### Task instructions
Reproduce each line from the records that holds "legend".

BEGIN

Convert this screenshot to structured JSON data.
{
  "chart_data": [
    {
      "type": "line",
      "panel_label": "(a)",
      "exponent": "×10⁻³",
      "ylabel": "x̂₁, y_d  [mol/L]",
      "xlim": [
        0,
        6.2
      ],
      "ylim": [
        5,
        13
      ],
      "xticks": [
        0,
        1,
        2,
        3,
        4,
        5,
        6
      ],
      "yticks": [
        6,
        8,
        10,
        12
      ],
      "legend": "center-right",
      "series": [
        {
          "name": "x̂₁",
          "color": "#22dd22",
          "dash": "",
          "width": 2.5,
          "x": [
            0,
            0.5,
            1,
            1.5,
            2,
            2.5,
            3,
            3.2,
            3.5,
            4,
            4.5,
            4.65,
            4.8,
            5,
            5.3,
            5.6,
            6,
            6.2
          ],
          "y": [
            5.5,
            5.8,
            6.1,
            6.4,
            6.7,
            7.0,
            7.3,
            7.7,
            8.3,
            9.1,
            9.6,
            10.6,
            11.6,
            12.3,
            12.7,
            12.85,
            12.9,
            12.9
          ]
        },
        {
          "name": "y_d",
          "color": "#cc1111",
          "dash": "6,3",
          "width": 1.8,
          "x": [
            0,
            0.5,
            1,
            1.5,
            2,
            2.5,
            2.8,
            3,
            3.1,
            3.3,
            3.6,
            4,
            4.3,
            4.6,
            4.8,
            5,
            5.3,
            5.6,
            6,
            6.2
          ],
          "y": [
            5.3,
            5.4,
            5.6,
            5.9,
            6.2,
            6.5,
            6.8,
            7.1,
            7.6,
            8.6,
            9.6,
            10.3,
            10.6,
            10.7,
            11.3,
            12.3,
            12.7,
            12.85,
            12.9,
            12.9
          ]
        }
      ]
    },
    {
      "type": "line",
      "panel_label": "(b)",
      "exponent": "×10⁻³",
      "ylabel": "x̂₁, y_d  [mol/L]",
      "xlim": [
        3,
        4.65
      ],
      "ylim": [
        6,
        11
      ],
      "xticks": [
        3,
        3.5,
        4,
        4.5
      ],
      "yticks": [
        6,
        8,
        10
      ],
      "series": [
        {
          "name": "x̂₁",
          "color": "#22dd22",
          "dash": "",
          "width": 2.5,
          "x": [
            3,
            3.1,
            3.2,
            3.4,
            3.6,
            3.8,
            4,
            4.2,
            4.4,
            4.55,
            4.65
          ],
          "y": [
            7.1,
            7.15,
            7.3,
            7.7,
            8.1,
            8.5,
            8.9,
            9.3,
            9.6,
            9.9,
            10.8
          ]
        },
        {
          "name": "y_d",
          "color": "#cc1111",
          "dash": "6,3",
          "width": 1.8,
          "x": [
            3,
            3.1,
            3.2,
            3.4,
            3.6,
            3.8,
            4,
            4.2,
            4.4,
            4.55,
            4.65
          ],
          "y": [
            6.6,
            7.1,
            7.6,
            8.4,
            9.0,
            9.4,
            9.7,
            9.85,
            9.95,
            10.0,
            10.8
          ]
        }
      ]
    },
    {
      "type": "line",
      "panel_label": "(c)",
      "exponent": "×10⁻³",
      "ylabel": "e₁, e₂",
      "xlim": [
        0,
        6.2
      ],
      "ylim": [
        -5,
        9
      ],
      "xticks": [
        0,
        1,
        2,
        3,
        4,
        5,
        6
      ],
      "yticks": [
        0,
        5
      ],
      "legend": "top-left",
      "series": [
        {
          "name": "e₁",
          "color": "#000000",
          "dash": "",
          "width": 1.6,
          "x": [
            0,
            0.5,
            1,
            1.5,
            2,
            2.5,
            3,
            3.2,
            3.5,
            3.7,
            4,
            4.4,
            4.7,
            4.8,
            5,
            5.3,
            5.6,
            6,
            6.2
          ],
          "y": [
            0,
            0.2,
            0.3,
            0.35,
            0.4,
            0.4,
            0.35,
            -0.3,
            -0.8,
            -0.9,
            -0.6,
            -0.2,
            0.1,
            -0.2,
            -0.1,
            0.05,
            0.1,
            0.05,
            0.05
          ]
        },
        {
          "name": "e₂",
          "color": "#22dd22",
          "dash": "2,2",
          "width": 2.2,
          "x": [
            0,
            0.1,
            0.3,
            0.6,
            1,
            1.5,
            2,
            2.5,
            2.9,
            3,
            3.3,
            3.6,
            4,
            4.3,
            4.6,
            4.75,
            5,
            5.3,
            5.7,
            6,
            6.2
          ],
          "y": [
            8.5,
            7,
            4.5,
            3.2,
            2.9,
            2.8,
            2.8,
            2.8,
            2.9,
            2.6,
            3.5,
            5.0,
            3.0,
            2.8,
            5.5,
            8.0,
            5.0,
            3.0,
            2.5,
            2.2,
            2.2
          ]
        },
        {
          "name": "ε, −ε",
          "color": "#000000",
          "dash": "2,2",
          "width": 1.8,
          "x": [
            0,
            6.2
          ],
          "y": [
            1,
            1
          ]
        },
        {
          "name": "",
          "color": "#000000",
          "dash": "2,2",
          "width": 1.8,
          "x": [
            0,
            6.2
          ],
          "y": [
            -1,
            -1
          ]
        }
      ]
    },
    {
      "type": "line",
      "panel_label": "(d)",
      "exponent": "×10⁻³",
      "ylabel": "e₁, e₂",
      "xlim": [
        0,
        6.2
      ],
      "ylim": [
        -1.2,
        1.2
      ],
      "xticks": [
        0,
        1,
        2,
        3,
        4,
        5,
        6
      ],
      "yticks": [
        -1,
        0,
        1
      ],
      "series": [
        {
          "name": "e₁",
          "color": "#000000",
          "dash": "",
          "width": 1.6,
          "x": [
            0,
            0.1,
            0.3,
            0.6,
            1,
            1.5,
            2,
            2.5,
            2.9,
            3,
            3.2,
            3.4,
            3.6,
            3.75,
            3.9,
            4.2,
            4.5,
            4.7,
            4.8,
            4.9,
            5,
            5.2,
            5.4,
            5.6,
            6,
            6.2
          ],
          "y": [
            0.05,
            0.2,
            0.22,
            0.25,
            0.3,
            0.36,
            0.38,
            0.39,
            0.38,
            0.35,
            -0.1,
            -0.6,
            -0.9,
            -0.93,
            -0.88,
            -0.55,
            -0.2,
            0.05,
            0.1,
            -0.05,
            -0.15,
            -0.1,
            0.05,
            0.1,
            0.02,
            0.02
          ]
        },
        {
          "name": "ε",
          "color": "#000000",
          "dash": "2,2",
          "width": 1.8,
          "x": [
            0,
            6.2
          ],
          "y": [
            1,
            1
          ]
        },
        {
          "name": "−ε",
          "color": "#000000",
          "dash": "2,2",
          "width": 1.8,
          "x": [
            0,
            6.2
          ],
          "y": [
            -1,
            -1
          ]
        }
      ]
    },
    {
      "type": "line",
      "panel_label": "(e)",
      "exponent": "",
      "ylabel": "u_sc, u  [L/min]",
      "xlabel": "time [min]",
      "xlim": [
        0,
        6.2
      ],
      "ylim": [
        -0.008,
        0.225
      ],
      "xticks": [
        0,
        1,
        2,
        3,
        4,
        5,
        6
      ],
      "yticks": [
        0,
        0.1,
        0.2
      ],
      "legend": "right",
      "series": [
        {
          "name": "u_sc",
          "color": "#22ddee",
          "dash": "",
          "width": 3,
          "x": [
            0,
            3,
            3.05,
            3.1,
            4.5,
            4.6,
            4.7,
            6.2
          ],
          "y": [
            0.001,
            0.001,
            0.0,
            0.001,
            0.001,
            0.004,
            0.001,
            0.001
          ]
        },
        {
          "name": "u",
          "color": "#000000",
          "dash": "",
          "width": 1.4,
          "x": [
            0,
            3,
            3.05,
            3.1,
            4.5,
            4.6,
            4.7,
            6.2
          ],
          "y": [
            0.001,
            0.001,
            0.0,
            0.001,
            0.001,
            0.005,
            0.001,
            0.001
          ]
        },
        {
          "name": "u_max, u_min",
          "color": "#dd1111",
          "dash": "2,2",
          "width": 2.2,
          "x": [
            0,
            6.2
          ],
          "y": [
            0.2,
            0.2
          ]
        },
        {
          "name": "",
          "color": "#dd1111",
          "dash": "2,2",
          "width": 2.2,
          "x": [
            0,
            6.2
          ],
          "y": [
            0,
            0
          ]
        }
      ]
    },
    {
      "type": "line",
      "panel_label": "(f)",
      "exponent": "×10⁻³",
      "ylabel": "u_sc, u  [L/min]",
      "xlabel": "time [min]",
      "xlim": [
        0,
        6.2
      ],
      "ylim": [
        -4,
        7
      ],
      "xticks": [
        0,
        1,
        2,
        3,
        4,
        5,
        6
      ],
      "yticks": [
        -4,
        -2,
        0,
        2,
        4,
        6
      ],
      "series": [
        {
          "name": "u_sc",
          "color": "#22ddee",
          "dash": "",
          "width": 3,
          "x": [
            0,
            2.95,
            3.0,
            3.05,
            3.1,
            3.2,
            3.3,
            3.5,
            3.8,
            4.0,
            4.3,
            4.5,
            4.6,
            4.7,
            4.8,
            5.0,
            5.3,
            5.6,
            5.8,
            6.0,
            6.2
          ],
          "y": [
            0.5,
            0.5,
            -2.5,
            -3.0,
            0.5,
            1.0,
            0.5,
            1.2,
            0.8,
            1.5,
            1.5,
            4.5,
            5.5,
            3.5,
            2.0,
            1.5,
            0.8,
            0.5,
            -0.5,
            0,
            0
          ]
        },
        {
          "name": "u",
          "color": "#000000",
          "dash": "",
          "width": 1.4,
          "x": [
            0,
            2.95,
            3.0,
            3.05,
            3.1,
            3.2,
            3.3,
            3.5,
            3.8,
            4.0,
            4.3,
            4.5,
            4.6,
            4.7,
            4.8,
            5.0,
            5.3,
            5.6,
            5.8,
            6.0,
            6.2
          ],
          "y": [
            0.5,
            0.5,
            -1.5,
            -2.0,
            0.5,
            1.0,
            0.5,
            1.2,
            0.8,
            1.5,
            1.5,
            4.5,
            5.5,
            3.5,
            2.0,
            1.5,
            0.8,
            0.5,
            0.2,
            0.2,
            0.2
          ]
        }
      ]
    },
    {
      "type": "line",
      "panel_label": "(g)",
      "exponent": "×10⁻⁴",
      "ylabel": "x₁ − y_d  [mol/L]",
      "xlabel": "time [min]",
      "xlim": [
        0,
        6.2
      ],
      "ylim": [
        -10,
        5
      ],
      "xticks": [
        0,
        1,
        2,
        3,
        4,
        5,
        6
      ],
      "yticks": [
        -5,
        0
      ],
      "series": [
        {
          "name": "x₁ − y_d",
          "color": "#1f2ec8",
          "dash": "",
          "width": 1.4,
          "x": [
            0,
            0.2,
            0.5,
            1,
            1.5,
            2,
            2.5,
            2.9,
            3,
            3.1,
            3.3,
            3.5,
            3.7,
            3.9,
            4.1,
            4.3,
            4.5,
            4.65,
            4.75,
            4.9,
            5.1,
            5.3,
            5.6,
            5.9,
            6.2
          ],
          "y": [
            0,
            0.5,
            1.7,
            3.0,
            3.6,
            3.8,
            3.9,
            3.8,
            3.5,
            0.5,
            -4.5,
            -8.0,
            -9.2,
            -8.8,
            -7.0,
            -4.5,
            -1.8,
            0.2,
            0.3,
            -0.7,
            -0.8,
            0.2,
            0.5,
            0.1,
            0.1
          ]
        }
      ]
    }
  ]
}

END

### Completed exercise
      "legend": "center-right",
      "legend": "top-left",
      "legend": "right",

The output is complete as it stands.